** start of RECORDS FOR THIS TASK **

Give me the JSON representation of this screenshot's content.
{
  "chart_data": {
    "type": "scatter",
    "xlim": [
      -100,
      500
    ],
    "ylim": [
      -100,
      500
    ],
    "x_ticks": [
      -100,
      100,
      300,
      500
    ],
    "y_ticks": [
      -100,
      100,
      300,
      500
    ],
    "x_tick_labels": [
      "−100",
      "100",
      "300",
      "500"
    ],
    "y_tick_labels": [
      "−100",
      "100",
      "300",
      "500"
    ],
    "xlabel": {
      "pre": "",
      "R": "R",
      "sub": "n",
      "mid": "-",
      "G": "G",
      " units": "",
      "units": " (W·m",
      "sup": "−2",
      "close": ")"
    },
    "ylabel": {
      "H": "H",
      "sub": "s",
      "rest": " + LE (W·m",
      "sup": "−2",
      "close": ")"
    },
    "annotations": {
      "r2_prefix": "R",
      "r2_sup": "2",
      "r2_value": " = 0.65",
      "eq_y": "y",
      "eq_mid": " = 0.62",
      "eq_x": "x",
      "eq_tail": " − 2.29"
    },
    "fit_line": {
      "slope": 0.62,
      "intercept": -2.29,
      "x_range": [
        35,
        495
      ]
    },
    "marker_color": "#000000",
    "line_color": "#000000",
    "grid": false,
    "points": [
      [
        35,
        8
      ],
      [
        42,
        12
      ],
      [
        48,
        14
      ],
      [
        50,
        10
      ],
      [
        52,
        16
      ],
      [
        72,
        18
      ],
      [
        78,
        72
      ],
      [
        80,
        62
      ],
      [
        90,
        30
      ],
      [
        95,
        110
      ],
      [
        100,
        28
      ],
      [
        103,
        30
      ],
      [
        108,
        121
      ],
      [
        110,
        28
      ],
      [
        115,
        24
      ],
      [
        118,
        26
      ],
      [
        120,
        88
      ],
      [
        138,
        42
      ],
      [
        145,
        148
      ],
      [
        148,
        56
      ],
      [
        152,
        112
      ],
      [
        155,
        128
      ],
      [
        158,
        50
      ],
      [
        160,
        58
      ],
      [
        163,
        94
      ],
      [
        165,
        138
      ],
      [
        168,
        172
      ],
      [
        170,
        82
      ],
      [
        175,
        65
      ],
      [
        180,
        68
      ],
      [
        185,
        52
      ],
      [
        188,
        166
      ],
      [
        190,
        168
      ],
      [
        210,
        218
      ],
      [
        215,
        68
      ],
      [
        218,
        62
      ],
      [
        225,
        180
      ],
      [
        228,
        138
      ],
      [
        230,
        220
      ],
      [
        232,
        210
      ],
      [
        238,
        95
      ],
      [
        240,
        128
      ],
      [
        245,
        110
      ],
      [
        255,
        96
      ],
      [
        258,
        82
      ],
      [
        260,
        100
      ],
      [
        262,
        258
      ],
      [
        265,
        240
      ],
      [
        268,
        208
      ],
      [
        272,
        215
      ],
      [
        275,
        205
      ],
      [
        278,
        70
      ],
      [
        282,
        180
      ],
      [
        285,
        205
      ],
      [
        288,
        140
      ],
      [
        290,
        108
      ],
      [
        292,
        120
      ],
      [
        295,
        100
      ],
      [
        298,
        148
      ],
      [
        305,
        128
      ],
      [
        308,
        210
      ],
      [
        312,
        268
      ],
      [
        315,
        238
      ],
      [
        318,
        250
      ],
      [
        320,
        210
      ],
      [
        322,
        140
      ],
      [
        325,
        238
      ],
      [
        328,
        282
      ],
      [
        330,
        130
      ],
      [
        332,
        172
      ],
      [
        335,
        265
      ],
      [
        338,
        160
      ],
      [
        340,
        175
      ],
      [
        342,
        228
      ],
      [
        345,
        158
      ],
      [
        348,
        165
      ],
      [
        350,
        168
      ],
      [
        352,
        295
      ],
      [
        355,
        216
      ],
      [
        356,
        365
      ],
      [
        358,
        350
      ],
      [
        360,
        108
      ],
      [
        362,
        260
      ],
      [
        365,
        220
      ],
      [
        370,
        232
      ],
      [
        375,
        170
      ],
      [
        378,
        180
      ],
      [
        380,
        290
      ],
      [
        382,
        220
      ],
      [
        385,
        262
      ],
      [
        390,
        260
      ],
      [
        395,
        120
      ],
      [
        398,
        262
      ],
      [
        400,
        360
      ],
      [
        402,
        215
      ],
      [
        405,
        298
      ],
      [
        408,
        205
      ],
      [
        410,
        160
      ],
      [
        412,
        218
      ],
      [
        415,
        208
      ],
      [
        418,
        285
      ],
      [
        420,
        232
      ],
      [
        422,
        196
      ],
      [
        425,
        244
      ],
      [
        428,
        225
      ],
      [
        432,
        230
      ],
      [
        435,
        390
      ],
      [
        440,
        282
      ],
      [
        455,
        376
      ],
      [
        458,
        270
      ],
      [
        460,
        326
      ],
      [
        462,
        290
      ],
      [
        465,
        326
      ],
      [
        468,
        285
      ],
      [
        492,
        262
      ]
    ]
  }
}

** end of RECORDS FOR THIS TASK **

■ TASK BRIEF ■
All of the data must be returned exactly.

■ COMPLETE OUTPUT ■
Give me the JSON representation of this screenshot's content.
{
  "chart_data": {
    "type": "scatter",
    "xlim": [
      -100,
      500
    ],
    "ylim": [
      -100,
      500
    ],
    "x_ticks": [
      -100,
      100,
      300,
      500
    ],
    "y_ticks": [
      -100,
      100,
      300,
      500
    ],
    "x_tick_labels": [
      "−100",
      "100",
      "300",
      "500"
    ],
    "y_tick_labels": [
      "−100",
      "100",
      "300",
      "500"
    ],
    "xlabel": {
      "pre": "",
      "R": "R",
      "sub": "n",
      "mid": "-",
      "G": "G",
      " units": "",
      "units": " (W·m",
      "sup": "−2",
      "close": ")"
    },
    "ylabel": {
      "H": "H",
      "sub": "s",
      "rest": " + LE (W·m",
      "sup": "−2",
      "close": ")"
    },
    "annotations": {
      "r2_prefix": "R",
      "r2_sup": "2",
      "r2_value": " = 0.65",
      "eq_y": "y",
      "eq_mid": " = 0.62",
      "eq_x": "x",
      "eq_tail": " − 2.29"
    },
    "fit_line": {
      "slope": 0.62,
      "intercept": -2.29,
      "x_range": [
        35,
        495
      ]
    },
    "marker_color": "#000000",
    "line_color": "#000000",
    "grid": false,
    "points": [
      [
        35,
        8
      ],
      [
        42,
        12
      ],
      [
        48,
        14
      ],
      [
        50,
        10
      ],
      [
        52,
        16
      ],
      [
        72,
        18
      ],
      [
        78,
        72
      ],
      [
        80,
        62
      ],
      [
        90,
        30
      ],
      [
        95,
        110
      ],
      [
        100,
        28
      ],
      [
        103,
        30
      ],
      [
        108,
        121
      ],
      [
        110,
        28
      ],
      [
        115,
        24
      ],
      [
        118,
        26
      ],
      [
        120,
        88
      ],
      [
        138,
        42
      ],
      [
        145,
        148
      ],
      [
        148,
        56
      ],
      [
        152,
        112
      ],
      [
        155,
        128
      ],
      [
        158,
        50
      ],
      [
        160,
        58
      ],
      [
        163,
        94
      ],
      [
        165,
        138
      ],
      [
        168,
        172
      ],
      [
        170,
        82
      ],
      [
        175,
        65
      ],
      [
        180,
        68
      ],
      [
        185,
        52
      ],
      [
        188,
        166
      ],
      [
        190,
        168
      ],
      [
        210,
        218
      ],
      [
        215,
        68
      ],
      [
        218,
        62
      ],
      [
        225,
        180
      ],
      [
        228,
        138
      ],
      [
        230,
        220
      ],
      [
        232,
        210
      ],
      [
        238,
        95
      ],
      [
        240,
        128
      ],
      [
        245,
        110
      ],
      [
        255,
        96
      ],
      [
        258,
        82
      ],
      [
        260,
        100
      ],
      [
        262,
        258
      ],
      [
        265,
        240
      ],
      [
        268,
        208
      ],
      [
        272,
        215
      ],
      [
        275,
        205
      ],
      [
        278,
        70
      ],
      [
        282,
        180
      ],
      [
        285,
        205
      ],
      [
        288,
        140
      ],
      [
        290,
        108
      ],
      [
        292,
        120
      ],
      [
        295,
        100
      ],
      [
        298,
        148
      ],
      [
        305,
        128
      ],
      [
        308,
        210
      ],
      [
        312,
        268
      ],
      [
        315,
        238
      ],
      [
        318,
        250
      ],
      [
        320,
        210
      ],
      [
        322,
        140
      ],
      [
        325,
        238
      ],
      [
        328,
        282
      ],
      [
        330,
        130
      ],
      [
        332,
        172
      ],
      [
        335,
        265
      ],
      [
        338,
        160
      ],
      [
        340,
        175
      ],
      [
        342,
        228
      ],
      [
        345,
        158
      ],
      [
        348,
        165
      ],
      [
        350,
        168
      ],
      [
        352,
        295
      ],
      [
        355,
        216
      ],
      [
        356,
        365
      ],
      [
        358,
        350
      ],
      [
        360,
        108
      ],
      [
        362,
        260
      ],
      [
        365,
        220
      ],
      [
        370,
        232
      ],
      [
        375,
        170
      ],
      [
        378,
        180
      ],
      [
        380,
        290
      ],
      [
        382,
        220
      ],
      [
        385,
        262
      ],
      [
        390,
        260
      ],
      [
        395,
        120
      ],
      [
        398,
        262
      ],
      [
        400,
        360
      ],
      [
        402,
        215
      ],
      [
        405,
        298
      ],
      [
        408,
        205
      ],
      [
        410,
        160
      ],
      [
        412,
        218
      ],
      [
        415,
        208
      ],
      [
        418,
        285
      ],
      [
        420,
        232
      ],
      [
        422,
        196
      ],
      [
        425,
        244
      ],
      [
        428,
        225
      ],
      [
        432,
        230
      ],
      [
        435,
        390
      ],
      [
        440,
        282
      ],
      [
        455,
        376
      ],
      [
        458,
        270
      ],
      [
        460,
        326
      ],
      [
        462,
        290
      ],
      [
        465,
        326
      ],
      [
        468,
        285
      ],
      [
        492,
        262
      ]
    ]
  }
}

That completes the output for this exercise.